• **Given problem**
Take the data below and repeat it exactly.

• **Input material**

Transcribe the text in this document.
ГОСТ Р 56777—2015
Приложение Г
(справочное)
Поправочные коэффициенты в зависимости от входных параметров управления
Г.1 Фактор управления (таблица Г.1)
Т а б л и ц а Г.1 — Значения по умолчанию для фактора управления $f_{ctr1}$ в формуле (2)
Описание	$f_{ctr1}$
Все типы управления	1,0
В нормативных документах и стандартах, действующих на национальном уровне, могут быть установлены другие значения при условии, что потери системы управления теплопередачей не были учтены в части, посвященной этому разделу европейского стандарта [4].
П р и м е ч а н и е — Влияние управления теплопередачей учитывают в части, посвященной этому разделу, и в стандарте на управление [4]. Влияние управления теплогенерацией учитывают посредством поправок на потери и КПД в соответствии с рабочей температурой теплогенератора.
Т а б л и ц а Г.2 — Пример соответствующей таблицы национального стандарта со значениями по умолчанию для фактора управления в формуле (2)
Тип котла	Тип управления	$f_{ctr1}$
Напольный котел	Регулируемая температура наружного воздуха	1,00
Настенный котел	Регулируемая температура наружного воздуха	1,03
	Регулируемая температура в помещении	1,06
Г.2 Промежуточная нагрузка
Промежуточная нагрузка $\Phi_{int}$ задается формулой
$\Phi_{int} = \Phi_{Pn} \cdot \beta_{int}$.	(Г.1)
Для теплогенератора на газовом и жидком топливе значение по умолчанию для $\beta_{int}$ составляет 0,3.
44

• **Reply to the task**
Transcribe the text in this document.
ГОСТ Р 56777—2015
Приложение Г
(справочное)
Поправочные коэффициенты в зависимости от входных параметров управления
Г.1 Фактор управления (таблица Г.1)
Т а б л и ц а Г.1 — Значения по умолчанию для фактора управления $f_{ctr1}$ в формуле (2)
Описание	$f_{ctr1}$
Все типы управления	1,0
В нормативных документах и стандартах, действующих на национальном уровне, могут быть установлены другие значения при условии, что потери системы управления теплопередачей не были учтены в части, посвященной этому разделу европейского стандарта [4].
П р и м е ч а н и е — Влияние управления теплопередачей учитывают в части, посвященной этому разделу, и в стандарте на управление [4]. Влияние управления теплогенерацией учитывают посредством поправок на потери и КПД в соответствии с рабочей температурой теплогенератора.
Т а б л и ц а Г.2 — Пример соответствующей таблицы национального стандарта со значениями по умолчанию для фактора управления в формуле (2)
Тип котла	Тип управления	$f_{ctr1}$
Напольный котел	Регулируемая температура наружного воздуха	1,00
Настенный котел	Регулируемая температура наружного воздуха	1,03
	Регулируемая температура в помещении	1,06
Г.2 Промежуточная нагрузка
Промежуточная нагрузка $\Phi_{int}$ задается формулой
$\Phi_{int} = \Phi_{Pn} \cdot \beta_{int}$.	(Г.1)
Для теплогенератора на газовом и жидком топливе значение по умолчанию для $\beta_{int}$ составляет 0,3.
44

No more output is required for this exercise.